§ **Work required**: Every line below is to be quoted exactly, with nothing added or dropped.

------

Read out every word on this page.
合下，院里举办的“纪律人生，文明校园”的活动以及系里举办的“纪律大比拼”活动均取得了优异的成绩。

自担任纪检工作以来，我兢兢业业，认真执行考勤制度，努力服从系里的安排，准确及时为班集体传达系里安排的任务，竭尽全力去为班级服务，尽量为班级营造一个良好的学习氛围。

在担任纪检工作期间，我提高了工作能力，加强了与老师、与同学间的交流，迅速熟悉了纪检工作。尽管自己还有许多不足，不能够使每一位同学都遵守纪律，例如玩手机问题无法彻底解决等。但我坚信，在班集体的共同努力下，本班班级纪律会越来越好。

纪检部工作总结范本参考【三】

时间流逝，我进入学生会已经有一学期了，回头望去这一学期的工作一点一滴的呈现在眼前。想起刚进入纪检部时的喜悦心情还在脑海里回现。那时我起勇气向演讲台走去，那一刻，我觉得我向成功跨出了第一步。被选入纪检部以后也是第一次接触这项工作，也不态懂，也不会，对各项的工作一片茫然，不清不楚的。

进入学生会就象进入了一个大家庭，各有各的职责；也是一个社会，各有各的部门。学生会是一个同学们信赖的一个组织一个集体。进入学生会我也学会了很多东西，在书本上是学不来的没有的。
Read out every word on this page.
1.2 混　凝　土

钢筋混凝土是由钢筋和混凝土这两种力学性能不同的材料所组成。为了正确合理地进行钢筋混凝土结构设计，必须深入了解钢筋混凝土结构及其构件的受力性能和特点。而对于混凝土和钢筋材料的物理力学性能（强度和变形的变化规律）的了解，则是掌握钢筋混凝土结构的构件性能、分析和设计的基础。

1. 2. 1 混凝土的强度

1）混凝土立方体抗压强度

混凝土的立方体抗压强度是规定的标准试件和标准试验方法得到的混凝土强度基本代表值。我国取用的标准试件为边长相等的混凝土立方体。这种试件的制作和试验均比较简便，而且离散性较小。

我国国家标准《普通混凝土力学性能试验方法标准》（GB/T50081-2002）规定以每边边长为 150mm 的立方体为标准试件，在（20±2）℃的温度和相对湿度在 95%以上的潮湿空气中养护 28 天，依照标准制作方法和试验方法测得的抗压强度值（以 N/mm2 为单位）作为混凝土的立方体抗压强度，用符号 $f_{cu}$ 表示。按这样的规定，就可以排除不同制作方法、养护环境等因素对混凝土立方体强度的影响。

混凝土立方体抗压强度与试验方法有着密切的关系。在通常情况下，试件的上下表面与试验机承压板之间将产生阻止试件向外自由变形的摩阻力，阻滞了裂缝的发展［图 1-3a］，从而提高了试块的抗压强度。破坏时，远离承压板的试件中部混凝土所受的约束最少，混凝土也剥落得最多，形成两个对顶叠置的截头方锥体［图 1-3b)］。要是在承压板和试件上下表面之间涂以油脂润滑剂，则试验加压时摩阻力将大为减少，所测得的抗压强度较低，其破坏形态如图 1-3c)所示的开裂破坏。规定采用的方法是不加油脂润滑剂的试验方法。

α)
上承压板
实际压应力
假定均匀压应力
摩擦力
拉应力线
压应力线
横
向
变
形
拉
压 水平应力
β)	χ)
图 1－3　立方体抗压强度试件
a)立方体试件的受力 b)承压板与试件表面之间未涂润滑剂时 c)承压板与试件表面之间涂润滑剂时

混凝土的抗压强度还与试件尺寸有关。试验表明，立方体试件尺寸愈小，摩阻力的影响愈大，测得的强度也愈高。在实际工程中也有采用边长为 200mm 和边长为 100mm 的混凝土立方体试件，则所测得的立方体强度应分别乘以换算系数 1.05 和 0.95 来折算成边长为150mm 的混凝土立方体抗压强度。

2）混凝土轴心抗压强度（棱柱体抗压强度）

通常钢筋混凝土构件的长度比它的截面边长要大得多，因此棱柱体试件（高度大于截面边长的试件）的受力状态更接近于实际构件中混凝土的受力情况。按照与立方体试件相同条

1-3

------

§ **Exercise result**:
Read out every word on this page.
合下，院里举办的“纪律人生，文明校园”的活动以及系里举办的“纪律大比拼”活动均取得了优异的成绩。

自担任纪检工作以来，我兢兢业业，认真执行考勤制度，努力服从系里的安排，准确及时为班集体传达系里安排的任务，竭尽全力去为班级服务，尽量为班级营造一个良好的学习氛围。

在担任纪检工作期间，我提高了工作能力，加强了与老师、与同学间的交流，迅速熟悉了纪检工作。尽管自己还有许多不足，不能够使每一位同学都遵守纪律，例如玩手机问题无法彻底解决等。但我坚信，在班集体的共同努力下，本班班级纪律会越来越好。

纪检部工作总结范本参考【三】

时间流逝，我进入学生会已经有一学期了，回头望去这一学期的工作一点一滴的呈现在眼前。想起刚进入纪检部时的喜悦心情还在脑海里回现。那时我起勇气向演讲台走去，那一刻，我觉得我向成功跨出了第一步。被选入纪检部以后也是第一次接触这项工作，也不态懂，也不会，对各项的工作一片茫然，不清不楚的。

进入学生会就象进入了一个大家庭，各有各的职责；也是一个社会，各有各的部门。学生会是一个同学们信赖的一个组织一个集体。进入学生会我也学会了很多东西，在书本上是学不来的没有的。
Read out every word on this page.
1.2 混　凝　土

钢筋混凝土是由钢筋和混凝土这两种力学性能不同的材料所组成。为了正确合理地进行钢筋混凝土结构设计，必须深入了解钢筋混凝土结构及其构件的受力性能和特点。而对于混凝土和钢筋材料的物理力学性能（强度和变形的变化规律）的了解，则是掌握钢筋混凝土结构的构件性能、分析和设计的基础。

1. 2. 1 混凝土的强度

1）混凝土立方体抗压强度

混凝土的立方体抗压强度是规定的标准试件和标准试验方法得到的混凝土强度基本代表值。我国取用的标准试件为边长相等的混凝土立方体。这种试件的制作和试验均比较简便，而且离散性较小。

我国国家标准《普通混凝土力学性能试验方法标准》（GB/T50081-2002）规定以每边边长为 150mm 的立方体为标准试件，在（20±2）℃的温度和相对湿度在 95%以上的潮湿空气中养护 28 天，依照标准制作方法和试验方法测得的抗压强度值（以 N/mm2 为单位）作为混凝土的立方体抗压强度，用符号 $f_{cu}$ 表示。按这样的规定，就可以排除不同制作方法、养护环境等因素对混凝土立方体强度的影响。

混凝土立方体抗压强度与试验方法有着密切的关系。在通常情况下，试件的上下表面与试验机承压板之间将产生阻止试件向外自由变形的摩阻力，阻滞了裂缝的发展［图 1-3a］，从而提高了试块的抗压强度。破坏时，远离承压板的试件中部混凝土所受的约束最少，混凝土也剥落得最多，形成两个对顶叠置的截头方锥体［图 1-3b)］。要是在承压板和试件上下表面之间涂以油脂润滑剂，则试验加压时摩阻力将大为减少，所测得的抗压强度较低，其破坏形态如图 1-3c)所示的开裂破坏。规定采用的方法是不加油脂润滑剂的试验方法。

α)
上承压板
实际压应力
假定均匀压应力
摩擦力
拉应力线
压应力线
横
向
变
形
拉
压 水平应力
β)	χ)
图 1－3　立方体抗压强度试件
a)立方体试件的受力 b)承压板与试件表面之间未涂润滑剂时 c)承压板与试件表面之间涂润滑剂时

混凝土的抗压强度还与试件尺寸有关。试验表明，立方体试件尺寸愈小，摩阻力的影响愈大，测得的强度也愈高。在实际工程中也有采用边长为 200mm 和边长为 100mm 的混凝土立方体试件，则所测得的立方体强度应分别乘以换算系数 1.05 和 0.95 来折算成边长为150mm 的混凝土立方体抗压强度。

2）混凝土轴心抗压强度（棱柱体抗压强度）

通常钢筋混凝土构件的长度比它的截面边长要大得多，因此棱柱体试件（高度大于截面边长的试件）的受力状态更接近于实际构件中混凝土的受力情况。按照与立方体试件相同条

1-3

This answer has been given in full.